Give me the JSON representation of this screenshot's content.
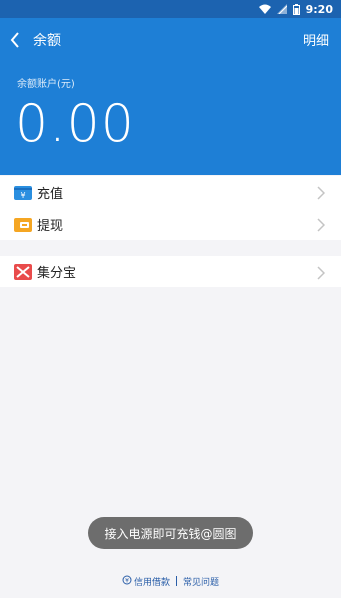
{
  "status_bar": {
    "time": "9:20"
  },
  "header": {
    "title": "余额",
    "details_label": "明细",
    "balance_label": "余额账户(元)",
    "balance_amount": "0.00"
  },
  "menu": {
    "items": [
      {
        "label": "充值",
        "icon": "recharge-icon"
      },
      {
        "label": "提现",
        "icon": "wallet-icon"
      }
    ],
    "items2": [
      {
        "label": "集分宝",
        "icon": "jifenbao-icon"
      }
    ]
  },
  "toast": {
    "text": "接入电源即可充钱@圆图"
  },
  "footer": {
    "credit_label": "信用借款",
    "faq_label": "常见问题"
  },
  "colors": {
    "header_bg": "#1e7fd6",
    "status_bg": "#1c63b0",
    "recharge_icon": "#2a8fe0",
    "wallet_icon": "#f5a623",
    "jifenbao_icon": "#e94b4b"
  }
}
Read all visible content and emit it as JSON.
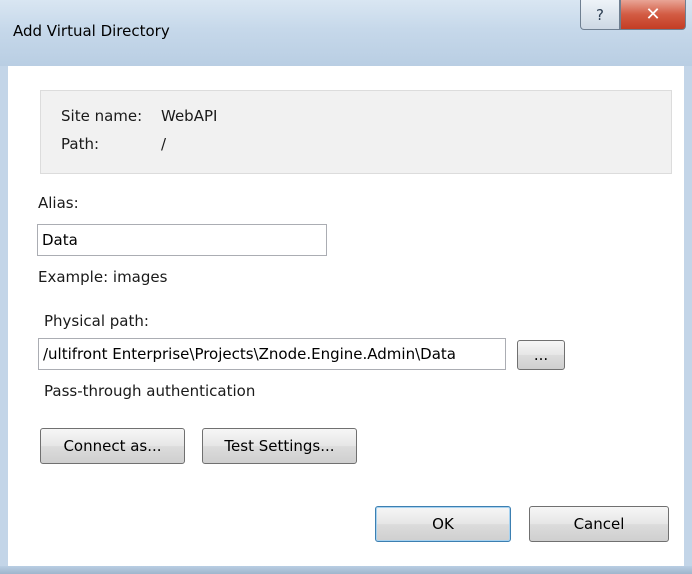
{
  "window": {
    "title": "Add Virtual Directory",
    "help_glyph": "?",
    "close_glyph": "✕"
  },
  "site_info": {
    "site_name_label": "Site name:",
    "site_name_value": "WebAPI",
    "path_label": "Path:",
    "path_value": "/"
  },
  "alias": {
    "label": "Alias:",
    "value": "Data",
    "example": "Example: images"
  },
  "physical_path": {
    "label": "Physical path:",
    "value": "/ultifront Enterprise\\Projects\\Znode.Engine.Admin\\Data",
    "browse_label": "..."
  },
  "auth": {
    "label": "Pass-through authentication",
    "connect_as_label": "Connect as...",
    "test_settings_label": "Test Settings..."
  },
  "footer": {
    "ok_label": "OK",
    "cancel_label": "Cancel"
  }
}
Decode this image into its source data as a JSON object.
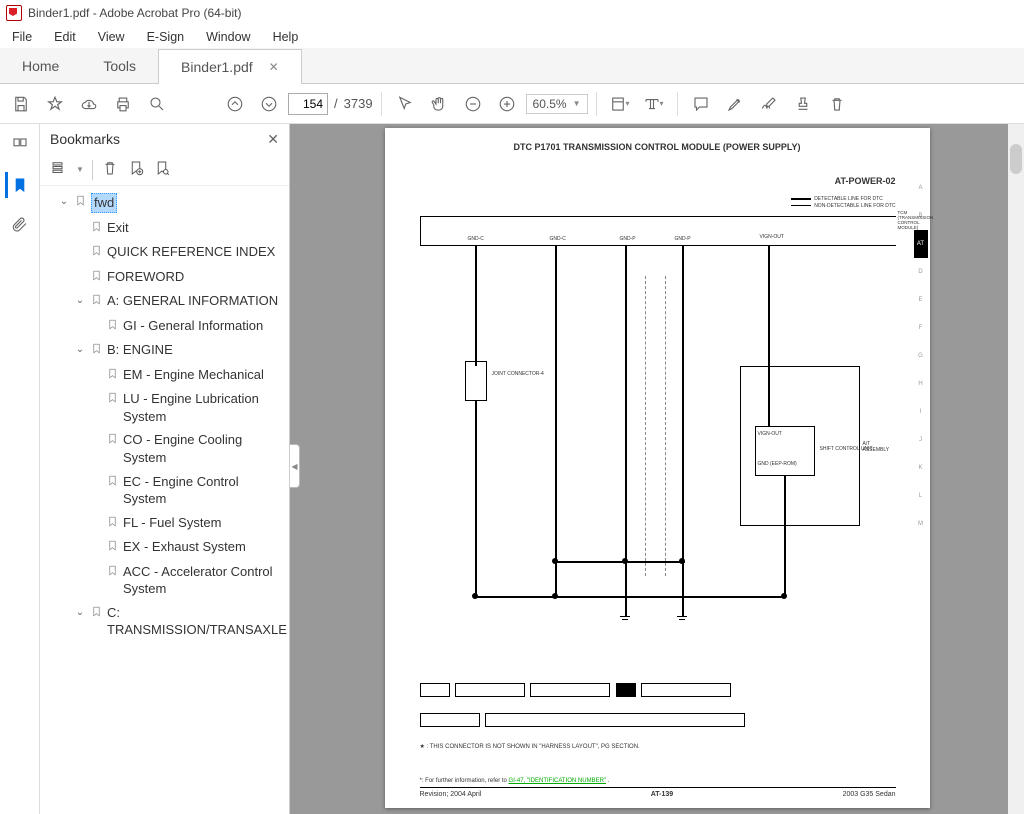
{
  "window": {
    "title": "Binder1.pdf - Adobe Acrobat Pro (64-bit)"
  },
  "menu": {
    "items": [
      "File",
      "Edit",
      "View",
      "E-Sign",
      "Window",
      "Help"
    ]
  },
  "tabs": {
    "home": "Home",
    "tools": "Tools",
    "doc": "Binder1.pdf"
  },
  "toolbar": {
    "page_current": "154",
    "page_total": "3739",
    "page_sep": "/",
    "zoom": "60.5%"
  },
  "bookmarks": {
    "title": "Bookmarks",
    "items": [
      {
        "label": "fwd",
        "level": 1,
        "expand": "open",
        "selected": true
      },
      {
        "label": "Exit",
        "level": 2,
        "expand": "none"
      },
      {
        "label": "QUICK REFERENCE INDEX",
        "level": 2,
        "expand": "none"
      },
      {
        "label": "FOREWORD",
        "level": 2,
        "expand": "none"
      },
      {
        "label": "A: GENERAL INFORMATION",
        "level": 2,
        "expand": "open"
      },
      {
        "label": "GI - General Information",
        "level": 3,
        "expand": "none"
      },
      {
        "label": "B: ENGINE",
        "level": 2,
        "expand": "open"
      },
      {
        "label": "EM - Engine Mechanical",
        "level": 3,
        "expand": "none"
      },
      {
        "label": "LU - Engine Lubrication System",
        "level": 3,
        "expand": "none"
      },
      {
        "label": "CO - Engine Cooling System",
        "level": 3,
        "expand": "none"
      },
      {
        "label": "EC - Engine Control System",
        "level": 3,
        "expand": "none"
      },
      {
        "label": "FL - Fuel System",
        "level": 3,
        "expand": "none"
      },
      {
        "label": "EX - Exhaust System",
        "level": 3,
        "expand": "none"
      },
      {
        "label": "ACC - Accelerator Control System",
        "level": 3,
        "expand": "none"
      },
      {
        "label": "C: TRANSMISSION/TRANSAXLE",
        "level": 2,
        "expand": "open"
      }
    ]
  },
  "doc": {
    "title": "DTC P1701 TRANSMISSION CONTROL MODULE (POWER SUPPLY)",
    "subtitle": "AT-POWER-02",
    "legend1": "DETECTABLE LINE FOR DTC",
    "legend2": "NON-DETECTABLE LINE FOR DTC",
    "tcm": "TCM (TRANSMISSION CONTROL MODULE)",
    "pins": {
      "p1": "GND-C",
      "p2": "GND-C",
      "p3": "GND-P",
      "p4": "GND-P",
      "p5": "VIGN-OUT"
    },
    "jc": "JOINT CONNECTOR-4",
    "shift": "SHIFT CONTROL UNIT",
    "shift2": "GND (EEP-ROM)",
    "vign": "VIGN-OUT",
    "assy": "A/T ASSEMBLY",
    "side_tabs": [
      "A",
      "B",
      "AT",
      "D",
      "E",
      "F",
      "G",
      "H",
      "I",
      "J",
      "K",
      "L",
      "M"
    ],
    "note1": "★ : THIS CONNECTOR IS NOT SHOWN IN \"HARNESS LAYOUT\", PG SECTION.",
    "note2_a": "*: For further information, refer to ",
    "note2_b": "GI-47, \"IDENTIFICATION NUMBER\"",
    "note2_c": " .",
    "foot_left": "Revision; 2004 April",
    "foot_center": "AT-139",
    "foot_right": "2003 G35 Sedan"
  }
}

**Set task:** Retype each entry precisely. Skip images entirely.

**Task response:**
Give me the JSON representation of this screenshot's content.
{
  "status_bar": {
    "time": "9:20"
  },
  "header": {
    "title": "余额",
    "details_label": "明细",
    "balance_label": "余额账户(元)",
    "balance_amount": "0.00"
  },
  "menu": {
    "items": [
      {
        "label": "充值",
        "icon": "recharge-icon"
      },
      {
        "label": "提现",
        "icon": "wallet-icon"
      }
    ],
    "items2": [
      {
        "label": "集分宝",
        "icon": "jifenbao-icon"
      }
    ]
  },
  "toast": {
    "text": "接入电源即可充钱@圆图"
  },
  "footer": {
    "credit_label": "信用借款",
    "faq_label": "常见问题"
  },
  "colors": {
    "header_bg": "#1e7fd6",
    "status_bg": "#1c63b0",
    "recharge_icon": "#2a8fe0",
    "wallet_icon": "#f5a623",
    "jifenbao_icon": "#e94b4b"
  }
}
Read all visible content and emit it as JSON.
{
  "window": {
    "title": "Add Virtual Directory",
    "help_glyph": "?",
    "close_glyph": "✕"
  },
  "site_info": {
    "site_name_label": "Site name:",
    "site_name_value": "WebAPI",
    "path_label": "Path:",
    "path_value": "/"
  },
  "alias": {
    "label": "Alias:",
    "value": "Data",
    "example": "Example: images"
  },
  "physical_path": {
    "label": "Physical path:",
    "value": "/ultifront Enterprise\\Projects\\Znode.Engine.Admin\\Data",
    "browse_label": "..."
  },
  "auth": {
    "label": "Pass-through authentication",
    "connect_as_label": "Connect as...",
    "test_settings_label": "Test Settings..."
  },
  "footer": {
    "ok_label": "OK",
    "cancel_label": "Cancel"
  }
}
Decode this image into its source data as a JSON object.
{
  "window": {
    "title": "Binder1.pdf - Adobe Acrobat Pro (64-bit)"
  },
  "menu": {
    "items": [
      "File",
      "Edit",
      "View",
      "E-Sign",
      "Window",
      "Help"
    ]
  },
  "tabs": {
    "home": "Home",
    "tools": "Tools",
    "doc": "Binder1.pdf"
  },
  "toolbar": {
    "page_current": "154",
    "page_total": "3739",
    "page_sep": "/",
    "zoom": "60.5%"
  },
  "bookmarks": {
    "title": "Bookmarks",
    "items": [
      {
        "label": "fwd",
        "level": 1,
        "expand": "open",
        "selected": true
      },
      {
        "label": "Exit",
        "level": 2,
        "expand": "none"
      },
      {
        "label": "QUICK REFERENCE INDEX",
        "level": 2,
        "expand": "none"
      },
      {
        "label": "FOREWORD",
        "level": 2,
        "expand": "none"
      },
      {
        "label": "A: GENERAL INFORMATION",
        "level": 2,
        "expand": "open"
      },
      {
        "label": "GI - General Information",
        "level": 3,
        "expand": "none"
      },
      {
        "label": "B: ENGINE",
        "level": 2,
        "expand": "open"
      },
      {
        "label": "EM - Engine Mechanical",
        "level": 3,
        "expand": "none"
      },
      {
        "label": "LU - Engine Lubrication System",
        "level": 3,
        "expand": "none"
      },
      {
        "label": "CO - Engine Cooling System",
        "level": 3,
        "expand": "none"
      },
      {
        "label": "EC - Engine Control System",
        "level": 3,
        "expand": "none"
      },
      {
        "label": "FL - Fuel System",
        "level": 3,
        "expand": "none"
      },
      {
        "label": "EX - Exhaust System",
        "level": 3,
        "expand": "none"
      },
      {
        "label": "ACC - Accelerator Control System",
        "level": 3,
        "expand": "none"
      },
      {
        "label": "C: TRANSMISSION/TRANSAXLE",
        "level": 2,
        "expand": "open"
      }
    ]
  },
  "doc": {
    "title": "DTC P1701 TRANSMISSION CONTROL MODULE (POWER SUPPLY)",
    "subtitle": "AT-POWER-02",
    "legend1": "DETECTABLE LINE FOR DTC",
    "legend2": "NON-DETECTABLE LINE FOR DTC",
    "tcm": "TCM (TRANSMISSION CONTROL MODULE)",
    "pins": {
      "p1": "GND-C",
      "p2": "GND-C",
      "p3": "GND-P",
      "p4": "GND-P",
      "p5": "VIGN-OUT"
    },
    "jc": "JOINT CONNECTOR-4",
    "shift": "SHIFT CONTROL UNIT",
    "shift2": "GND (EEP-ROM)",
    "vign": "VIGN-OUT",
    "assy": "A/T ASSEMBLY",
    "side_tabs": [
      "A",
      "B",
      "AT",
      "D",
      "E",
      "F",
      "G",
      "H",
      "I",
      "J",
      "K",
      "L",
      "M"
    ],
    "note1": "★ : THIS CONNECTOR IS NOT SHOWN IN \"HARNESS LAYOUT\", PG SECTION.",
    "note2_a": "*: For further information, refer to ",
    "note2_b": "GI-47, \"IDENTIFICATION NUMBER\"",
    "note2_c": " .",
    "foot_left": "Revision; 2004 April",
    "foot_center": "AT-139",
    "foot_right": "2003 G35 Sedan"
  }
}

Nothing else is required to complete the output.